## What is needed
Type out the data exactly as given. Skip any image.

(Data tied to figure images)
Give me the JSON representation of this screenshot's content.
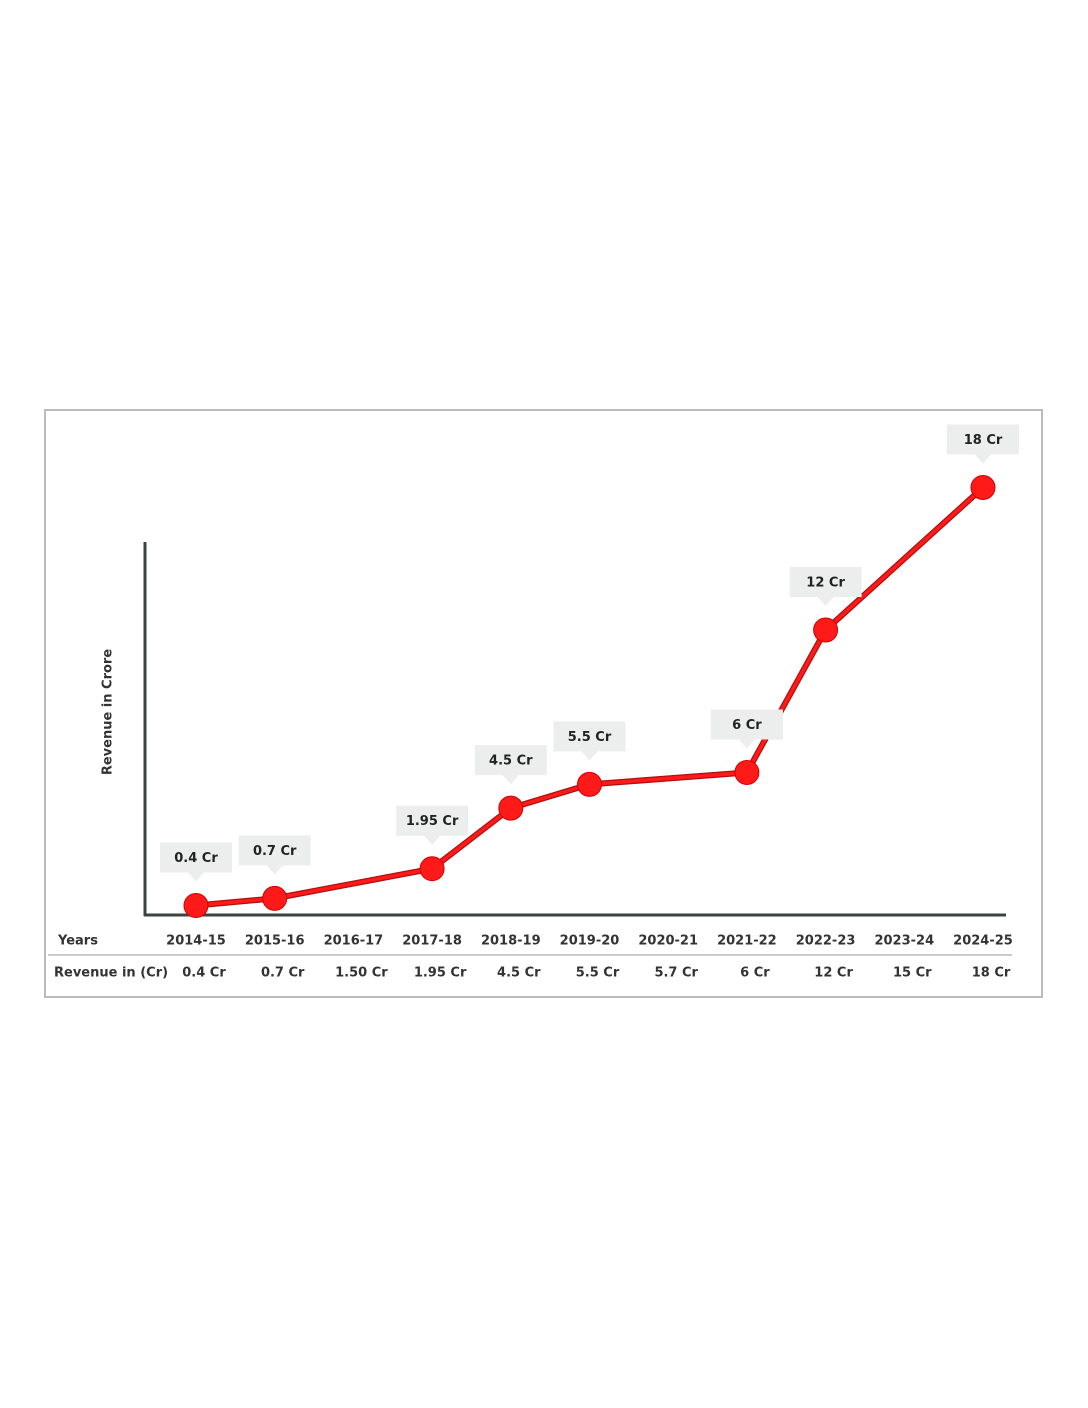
{
  "chart_data": {
    "type": "line",
    "y_label": "Revenue in Crore",
    "x_label": "Years",
    "row_label": "Revenue in (Cr)",
    "categories": [
      "2014-15",
      "2015-16",
      "2016-17",
      "2017-18",
      "2018-19",
      "2019-20",
      "2020-21",
      "2021-22",
      "2022-23",
      "2023-24",
      "2024-25"
    ],
    "values": [
      0.4,
      0.7,
      1.5,
      1.95,
      4.5,
      5.5,
      5.7,
      6,
      12,
      15,
      18
    ],
    "value_labels": [
      "0.4 Cr",
      "0.7 Cr",
      "1.50 Cr",
      "1.95 Cr",
      "4.5 Cr",
      "5.5 Cr",
      "5.7 Cr",
      "6 Cr",
      "12 Cr",
      "15 Cr",
      "18 Cr"
    ],
    "callout_labels": [
      "0.4 Cr",
      "0.7 Cr",
      null,
      "1.95 Cr",
      "4.5 Cr",
      "5.5 Cr",
      null,
      "6 Cr",
      "12 Cr",
      null,
      "18 Cr"
    ],
    "color": "#ff1a1a",
    "ylim": [
      0,
      20
    ]
  }
}
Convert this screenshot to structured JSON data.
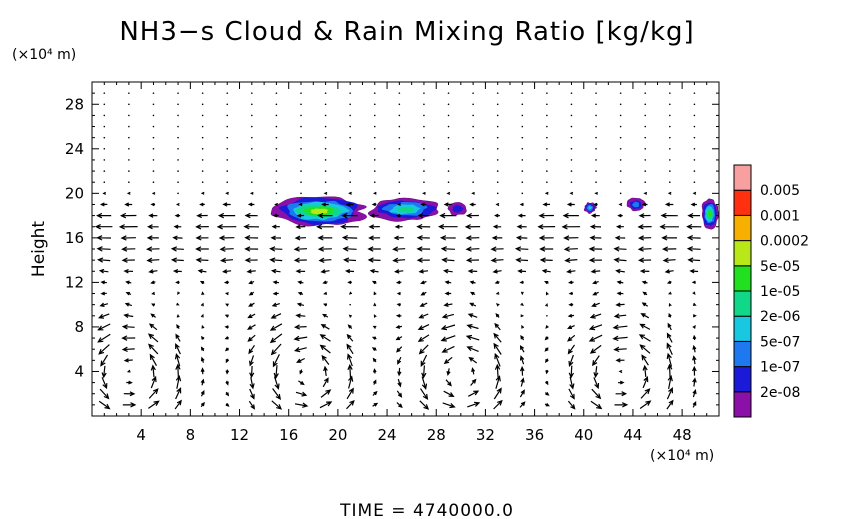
{
  "chart_data": {
    "type": "contour-vector",
    "title": "NH3−s Cloud & Rain Mixing Ratio [kg/kg]",
    "ylabel": "Height",
    "x_unit": "(×10⁴ m)",
    "y_unit": "(×10⁴ m)",
    "xlim": [
      0,
      51
    ],
    "ylim": [
      0,
      30
    ],
    "x_ticks": [
      4,
      8,
      12,
      16,
      20,
      24,
      28,
      32,
      36,
      40,
      44,
      48
    ],
    "y_ticks": [
      4,
      8,
      12,
      16,
      20,
      24,
      28
    ],
    "time_label": "TIME  =  4740000.0",
    "colorbar": {
      "levels": [
        "2e-08",
        "1e-07",
        "5e-07",
        "2e-06",
        "1e-05",
        "5e-05",
        "0.0002",
        "0.001",
        "0.005"
      ],
      "colors": [
        "#8B10A8",
        "#1A1AD8",
        "#1E78F0",
        "#18C8E0",
        "#10D888",
        "#20E020",
        "#B8E818",
        "#F8B000",
        "#FF3010",
        "#F8A0A0"
      ]
    },
    "cloud_patches": [
      {
        "x": [
          14.5,
          22.5
        ],
        "y": [
          17.0,
          19.8
        ],
        "peak": 6
      },
      {
        "x": [
          22.5,
          28.5
        ],
        "y": [
          17.5,
          19.6
        ],
        "peak": 4
      },
      {
        "x": [
          29.0,
          30.5
        ],
        "y": [
          18.0,
          19.2
        ],
        "peak": 1
      },
      {
        "x": [
          40.0,
          41.0
        ],
        "y": [
          18.2,
          19.2
        ],
        "peak": 3
      },
      {
        "x": [
          43.5,
          45.0
        ],
        "y": [
          18.4,
          19.6
        ],
        "peak": 2
      },
      {
        "x": [
          49.5,
          51.0
        ],
        "y": [
          16.8,
          19.5
        ],
        "peak": 5
      }
    ],
    "flow_features": {
      "lower_circulation_cells_x": [
        3,
        17.5,
        30,
        43
      ],
      "upper_outflow_height": 17.5,
      "mid_level_westward_height": 14.5
    }
  }
}
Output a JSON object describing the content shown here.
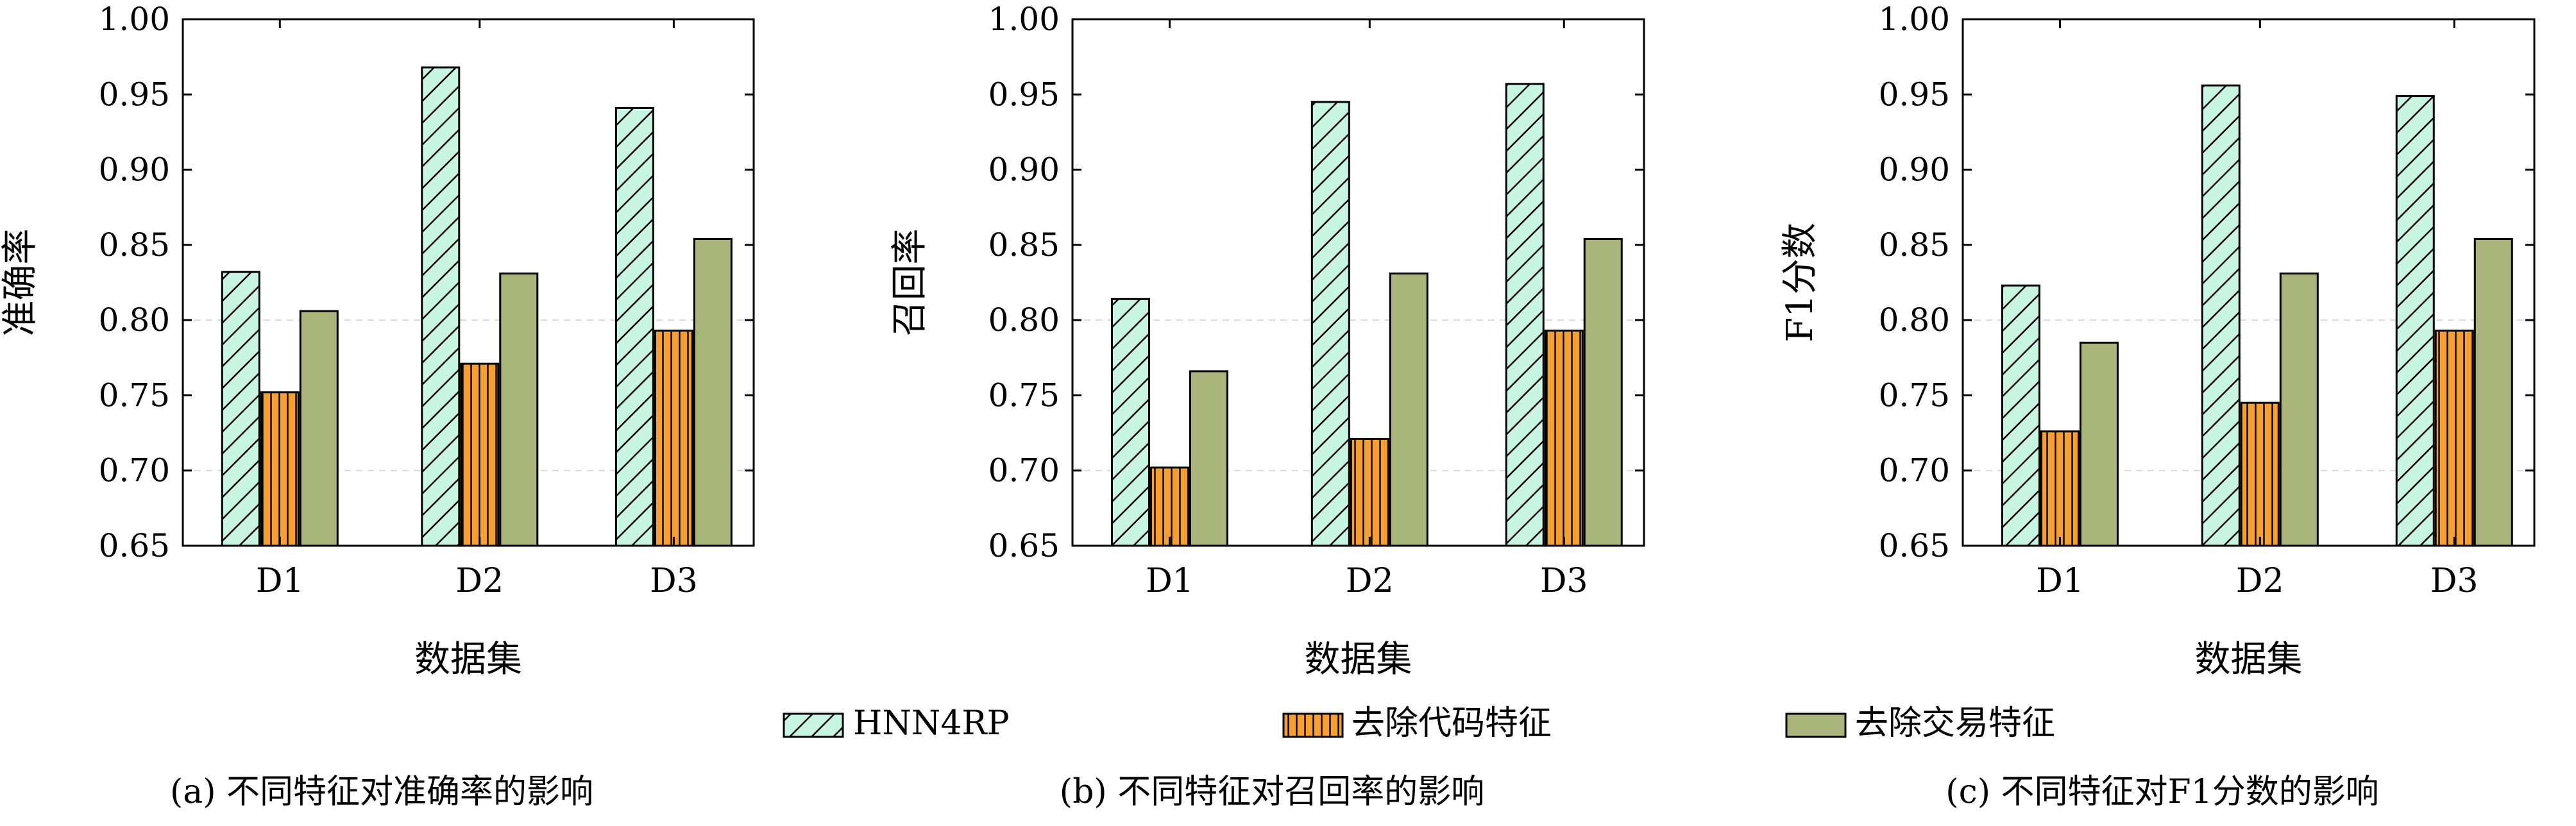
{
  "chart_data": [
    {
      "type": "bar",
      "caption": "(a) 不同特征对准确率的影响",
      "xlabel": "数据集",
      "ylabel": "准确率",
      "categories": [
        "D1",
        "D2",
        "D3"
      ],
      "ylim": [
        0.65,
        1.0
      ],
      "yticks": [
        "0.65",
        "0.70",
        "0.75",
        "0.80",
        "0.85",
        "0.90",
        "0.95",
        "1.00"
      ],
      "series": [
        {
          "name": "HNN4RP",
          "values": [
            0.832,
            0.968,
            0.941
          ]
        },
        {
          "name": "去除代码特征",
          "values": [
            0.752,
            0.771,
            0.793
          ]
        },
        {
          "name": "去除交易特征",
          "values": [
            0.806,
            0.831,
            0.854
          ]
        }
      ]
    },
    {
      "type": "bar",
      "caption": "(b) 不同特征对召回率的影响",
      "xlabel": "数据集",
      "ylabel": "召回率",
      "categories": [
        "D1",
        "D2",
        "D3"
      ],
      "ylim": [
        0.65,
        1.0
      ],
      "yticks": [
        "0.65",
        "0.70",
        "0.75",
        "0.80",
        "0.85",
        "0.90",
        "0.95",
        "1.00"
      ],
      "series": [
        {
          "name": "HNN4RP",
          "values": [
            0.814,
            0.945,
            0.957
          ]
        },
        {
          "name": "去除代码特征",
          "values": [
            0.702,
            0.721,
            0.793
          ]
        },
        {
          "name": "去除交易特征",
          "values": [
            0.766,
            0.831,
            0.854
          ]
        }
      ]
    },
    {
      "type": "bar",
      "caption": "(c) 不同特征对F1分数的影响",
      "xlabel": "数据集",
      "ylabel": "F1分数",
      "categories": [
        "D1",
        "D2",
        "D3"
      ],
      "ylim": [
        0.65,
        1.0
      ],
      "yticks": [
        "0.65",
        "0.70",
        "0.75",
        "0.80",
        "0.85",
        "0.90",
        "0.95",
        "1.00"
      ],
      "series": [
        {
          "name": "HNN4RP",
          "values": [
            0.823,
            0.956,
            0.949
          ]
        },
        {
          "name": "去除代码特征",
          "values": [
            0.726,
            0.745,
            0.793
          ]
        },
        {
          "name": "去除交易特征",
          "values": [
            0.785,
            0.831,
            0.854
          ]
        }
      ]
    }
  ],
  "legend": [
    {
      "label": "HNN4RP",
      "style": "hatched",
      "color": "#c9f5e3"
    },
    {
      "label": "去除代码特征",
      "style": "striped",
      "color": "#f7a030"
    },
    {
      "label": "去除交易特征",
      "style": "solid",
      "color": "#a9b57a"
    }
  ],
  "colors": {
    "HNN4RP": "#c9f5e3",
    "去除代码特征": "#f7a030",
    "去除交易特征": "#a9b57a",
    "grid": "#d9d9d9"
  }
}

## Solution to this task
Give me the JSON representation of this screenshot's content.
{
  "chart_data": {
    "type": "line",
    "y_label": "Revenue in Crore",
    "x_label": "Years",
    "row_label": "Revenue in (Cr)",
    "categories": [
      "2014-15",
      "2015-16",
      "2016-17",
      "2017-18",
      "2018-19",
      "2019-20",
      "2020-21",
      "2021-22",
      "2022-23",
      "2023-24",
      "2024-25"
    ],
    "values": [
      0.4,
      0.7,
      1.5,
      1.95,
      4.5,
      5.5,
      5.7,
      6,
      12,
      15,
      18
    ],
    "value_labels": [
      "0.4 Cr",
      "0.7 Cr",
      "1.50 Cr",
      "1.95 Cr",
      "4.5 Cr",
      "5.5 Cr",
      "5.7 Cr",
      "6 Cr",
      "12 Cr",
      "15 Cr",
      "18 Cr"
    ],
    "callout_labels": [
      "0.4 Cr",
      "0.7 Cr",
      null,
      "1.95 Cr",
      "4.5 Cr",
      "5.5 Cr",
      null,
      "6 Cr",
      "12 Cr",
      null,
      "18 Cr"
    ],
    "color": "#ff1a1a",
    "ylim": [
      0,
      20
    ]
  }
}
Convert this screenshot to structured JSON data.
{
  "chart_data": {
    "type": "contour-vector",
    "title": "NH3−s Cloud & Rain Mixing Ratio [kg/kg]",
    "ylabel": "Height",
    "x_unit": "(×10⁴ m)",
    "y_unit": "(×10⁴ m)",
    "xlim": [
      0,
      51
    ],
    "ylim": [
      0,
      30
    ],
    "x_ticks": [
      4,
      8,
      12,
      16,
      20,
      24,
      28,
      32,
      36,
      40,
      44,
      48
    ],
    "y_ticks": [
      4,
      8,
      12,
      16,
      20,
      24,
      28
    ],
    "time_label": "TIME  =  4740000.0",
    "colorbar": {
      "levels": [
        "2e-08",
        "1e-07",
        "5e-07",
        "2e-06",
        "1e-05",
        "5e-05",
        "0.0002",
        "0.001",
        "0.005"
      ],
      "colors": [
        "#8B10A8",
        "#1A1AD8",
        "#1E78F0",
        "#18C8E0",
        "#10D888",
        "#20E020",
        "#B8E818",
        "#F8B000",
        "#FF3010",
        "#F8A0A0"
      ]
    },
    "cloud_patches": [
      {
        "x": [
          14.5,
          22.5
        ],
        "y": [
          17.0,
          19.8
        ],
        "peak": 6
      },
      {
        "x": [
          22.5,
          28.5
        ],
        "y": [
          17.5,
          19.6
        ],
        "peak": 4
      },
      {
        "x": [
          29.0,
          30.5
        ],
        "y": [
          18.0,
          19.2
        ],
        "peak": 1
      },
      {
        "x": [
          40.0,
          41.0
        ],
        "y": [
          18.2,
          19.2
        ],
        "peak": 3
      },
      {
        "x": [
          43.5,
          45.0
        ],
        "y": [
          18.4,
          19.6
        ],
        "peak": 2
      },
      {
        "x": [
          49.5,
          51.0
        ],
        "y": [
          16.8,
          19.5
        ],
        "peak": 5
      }
    ],
    "flow_features": {
      "lower_circulation_cells_x": [
        3,
        17.5,
        30,
        43
      ],
      "upper_outflow_height": 17.5,
      "mid_level_westward_height": 14.5
    }
  }
}
Output a JSON object describing the content shown here.
{
  "chart_data": [
    {
      "type": "bar",
      "caption": "(a) 不同特征对准确率的影响",
      "xlabel": "数据集",
      "ylabel": "准确率",
      "categories": [
        "D1",
        "D2",
        "D3"
      ],
      "ylim": [
        0.65,
        1.0
      ],
      "yticks": [
        "0.65",
        "0.70",
        "0.75",
        "0.80",
        "0.85",
        "0.90",
        "0.95",
        "1.00"
      ],
      "series": [
        {
          "name": "HNN4RP",
          "values": [
            0.832,
            0.968,
            0.941
          ]
        },
        {
          "name": "去除代码特征",
          "values": [
            0.752,
            0.771,
            0.793
          ]
        },
        {
          "name": "去除交易特征",
          "values": [
            0.806,
            0.831,
            0.854
          ]
        }
      ]
    },
    {
      "type": "bar",
      "caption": "(b) 不同特征对召回率的影响",
      "xlabel": "数据集",
      "ylabel": "召回率",
      "categories": [
        "D1",
        "D2",
        "D3"
      ],
      "ylim": [
        0.65,
        1.0
      ],
      "yticks": [
        "0.65",
        "0.70",
        "0.75",
        "0.80",
        "0.85",
        "0.90",
        "0.95",
        "1.00"
      ],
      "series": [
        {
          "name": "HNN4RP",
          "values": [
            0.814,
            0.945,
            0.957
          ]
        },
        {
          "name": "去除代码特征",
          "values": [
            0.702,
            0.721,
            0.793
          ]
        },
        {
          "name": "去除交易特征",
          "values": [
            0.766,
            0.831,
            0.854
          ]
        }
      ]
    },
    {
      "type": "bar",
      "caption": "(c) 不同特征对F1分数的影响",
      "xlabel": "数据集",
      "ylabel": "F1分数",
      "categories": [
        "D1",
        "D2",
        "D3"
      ],
      "ylim": [
        0.65,
        1.0
      ],
      "yticks": [
        "0.65",
        "0.70",
        "0.75",
        "0.80",
        "0.85",
        "0.90",
        "0.95",
        "1.00"
      ],
      "series": [
        {
          "name": "HNN4RP",
          "values": [
            0.823,
            0.956,
            0.949
          ]
        },
        {
          "name": "去除代码特征",
          "values": [
            0.726,
            0.745,
            0.793
          ]
        },
        {
          "name": "去除交易特征",
          "values": [
            0.785,
            0.831,
            0.854
          ]
        }
      ]
    }
  ],
  "legend": [
    {
      "label": "HNN4RP",
      "style": "hatched",
      "color": "#c9f5e3"
    },
    {
      "label": "去除代码特征",
      "style": "striped",
      "color": "#f7a030"
    },
    {
      "label": "去除交易特征",
      "style": "solid",
      "color": "#a9b57a"
    }
  ],
  "colors": {
    "HNN4RP": "#c9f5e3",
    "去除代码特征": "#f7a030",
    "去除交易特征": "#a9b57a",
    "grid": "#d9d9d9"
  }
}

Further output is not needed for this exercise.